§ **EXCERPTED DATA**
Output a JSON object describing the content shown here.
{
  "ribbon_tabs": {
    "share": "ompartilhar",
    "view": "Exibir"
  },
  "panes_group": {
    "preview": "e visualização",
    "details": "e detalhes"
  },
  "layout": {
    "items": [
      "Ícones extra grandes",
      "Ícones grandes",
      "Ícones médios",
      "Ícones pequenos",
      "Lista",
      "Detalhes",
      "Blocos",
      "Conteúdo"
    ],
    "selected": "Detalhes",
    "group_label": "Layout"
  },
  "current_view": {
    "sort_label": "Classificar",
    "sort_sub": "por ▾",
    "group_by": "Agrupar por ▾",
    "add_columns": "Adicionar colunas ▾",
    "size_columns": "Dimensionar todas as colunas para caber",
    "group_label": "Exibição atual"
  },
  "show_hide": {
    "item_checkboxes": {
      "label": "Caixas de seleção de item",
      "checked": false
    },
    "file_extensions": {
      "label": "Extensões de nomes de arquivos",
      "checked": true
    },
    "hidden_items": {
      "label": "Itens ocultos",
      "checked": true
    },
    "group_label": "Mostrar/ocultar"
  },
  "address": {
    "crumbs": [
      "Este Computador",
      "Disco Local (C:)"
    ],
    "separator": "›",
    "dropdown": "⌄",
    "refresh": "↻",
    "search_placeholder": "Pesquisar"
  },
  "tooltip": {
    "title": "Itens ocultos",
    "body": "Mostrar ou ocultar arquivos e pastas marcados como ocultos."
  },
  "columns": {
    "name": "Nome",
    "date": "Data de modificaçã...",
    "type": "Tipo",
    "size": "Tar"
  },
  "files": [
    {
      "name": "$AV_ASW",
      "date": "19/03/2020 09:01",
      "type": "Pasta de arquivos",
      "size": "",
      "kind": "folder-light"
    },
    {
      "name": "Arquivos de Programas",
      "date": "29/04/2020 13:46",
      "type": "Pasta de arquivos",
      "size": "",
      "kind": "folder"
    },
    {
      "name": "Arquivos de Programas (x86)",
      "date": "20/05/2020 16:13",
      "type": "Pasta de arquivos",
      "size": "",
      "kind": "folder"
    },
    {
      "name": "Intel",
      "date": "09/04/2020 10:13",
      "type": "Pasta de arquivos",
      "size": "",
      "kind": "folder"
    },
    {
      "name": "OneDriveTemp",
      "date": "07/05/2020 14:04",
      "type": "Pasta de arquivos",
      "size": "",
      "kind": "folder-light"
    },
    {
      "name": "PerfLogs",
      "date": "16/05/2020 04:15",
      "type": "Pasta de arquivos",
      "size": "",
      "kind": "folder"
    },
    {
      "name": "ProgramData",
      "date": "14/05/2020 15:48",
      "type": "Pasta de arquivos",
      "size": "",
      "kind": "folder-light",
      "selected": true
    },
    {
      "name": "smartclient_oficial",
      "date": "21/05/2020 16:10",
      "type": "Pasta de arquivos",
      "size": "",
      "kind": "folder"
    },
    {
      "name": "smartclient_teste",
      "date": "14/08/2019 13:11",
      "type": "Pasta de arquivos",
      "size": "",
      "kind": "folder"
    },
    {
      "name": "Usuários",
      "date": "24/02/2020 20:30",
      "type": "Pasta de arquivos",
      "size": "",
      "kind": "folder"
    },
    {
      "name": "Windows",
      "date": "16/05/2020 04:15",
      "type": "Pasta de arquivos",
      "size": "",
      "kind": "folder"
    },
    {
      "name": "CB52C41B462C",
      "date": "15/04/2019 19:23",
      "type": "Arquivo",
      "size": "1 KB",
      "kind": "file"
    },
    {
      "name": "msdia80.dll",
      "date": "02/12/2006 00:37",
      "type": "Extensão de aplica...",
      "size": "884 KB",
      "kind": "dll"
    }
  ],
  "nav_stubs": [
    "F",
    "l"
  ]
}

§ **TASK DETAILS**
Produce an exact copy of all the records.

§ **RESPONSE**
Output a JSON object describing the content shown here.
{
  "ribbon_tabs": {
    "share": "ompartilhar",
    "view": "Exibir"
  },
  "panes_group": {
    "preview": "e visualização",
    "details": "e detalhes"
  },
  "layout": {
    "items": [
      "Ícones extra grandes",
      "Ícones grandes",
      "Ícones médios",
      "Ícones pequenos",
      "Lista",
      "Detalhes",
      "Blocos",
      "Conteúdo"
    ],
    "selected": "Detalhes",
    "group_label": "Layout"
  },
  "current_view": {
    "sort_label": "Classificar",
    "sort_sub": "por ▾",
    "group_by": "Agrupar por ▾",
    "add_columns": "Adicionar colunas ▾",
    "size_columns": "Dimensionar todas as colunas para caber",
    "group_label": "Exibição atual"
  },
  "show_hide": {
    "item_checkboxes": {
      "label": "Caixas de seleção de item",
      "checked": false
    },
    "file_extensions": {
      "label": "Extensões de nomes de arquivos",
      "checked": true
    },
    "hidden_items": {
      "label": "Itens ocultos",
      "checked": true
    },
    "group_label": "Mostrar/ocultar"
  },
  "address": {
    "crumbs": [
      "Este Computador",
      "Disco Local (C:)"
    ],
    "separator": "›",
    "dropdown": "⌄",
    "refresh": "↻",
    "search_placeholder": "Pesquisar"
  },
  "tooltip": {
    "title": "Itens ocultos",
    "body": "Mostrar ou ocultar arquivos e pastas marcados como ocultos."
  },
  "columns": {
    "name": "Nome",
    "date": "Data de modificaçã...",
    "type": "Tipo",
    "size": "Tar"
  },
  "files": [
    {
      "name": "$AV_ASW",
      "date": "19/03/2020 09:01",
      "type": "Pasta de arquivos",
      "size": "",
      "kind": "folder-light"
    },
    {
      "name": "Arquivos de Programas",
      "date": "29/04/2020 13:46",
      "type": "Pasta de arquivos",
      "size": "",
      "kind": "folder"
    },
    {
      "name": "Arquivos de Programas (x86)",
      "date": "20/05/2020 16:13",
      "type": "Pasta de arquivos",
      "size": "",
      "kind": "folder"
    },
    {
      "name": "Intel",
      "date": "09/04/2020 10:13",
      "type": "Pasta de arquivos",
      "size": "",
      "kind": "folder"
    },
    {
      "name": "OneDriveTemp",
      "date": "07/05/2020 14:04",
      "type": "Pasta de arquivos",
      "size": "",
      "kind": "folder-light"
    },
    {
      "name": "PerfLogs",
      "date": "16/05/2020 04:15",
      "type": "Pasta de arquivos",
      "size": "",
      "kind": "folder"
    },
    {
      "name": "ProgramData",
      "date": "14/05/2020 15:48",
      "type": "Pasta de arquivos",
      "size": "",
      "kind": "folder-light",
      "selected": true
    },
    {
      "name": "smartclient_oficial",
      "date": "21/05/2020 16:10",
      "type": "Pasta de arquivos",
      "size": "",
      "kind": "folder"
    },
    {
      "name": "smartclient_teste",
      "date": "14/08/2019 13:11",
      "type": "Pasta de arquivos",
      "size": "",
      "kind": "folder"
    },
    {
      "name": "Usuários",
      "date": "24/02/2020 20:30",
      "type": "Pasta de arquivos",
      "size": "",
      "kind": "folder"
    },
    {
      "name": "Windows",
      "date": "16/05/2020 04:15",
      "type": "Pasta de arquivos",
      "size": "",
      "kind": "folder"
    },
    {
      "name": "CB52C41B462C",
      "date": "15/04/2019 19:23",
      "type": "Arquivo",
      "size": "1 KB",
      "kind": "file"
    },
    {
      "name": "msdia80.dll",
      "date": "02/12/2006 00:37",
      "type": "Extensão de aplica...",
      "size": "884 KB",
      "kind": "dll"
    }
  ],
  "nav_stubs": [
    "F",
    "l"
  ]
}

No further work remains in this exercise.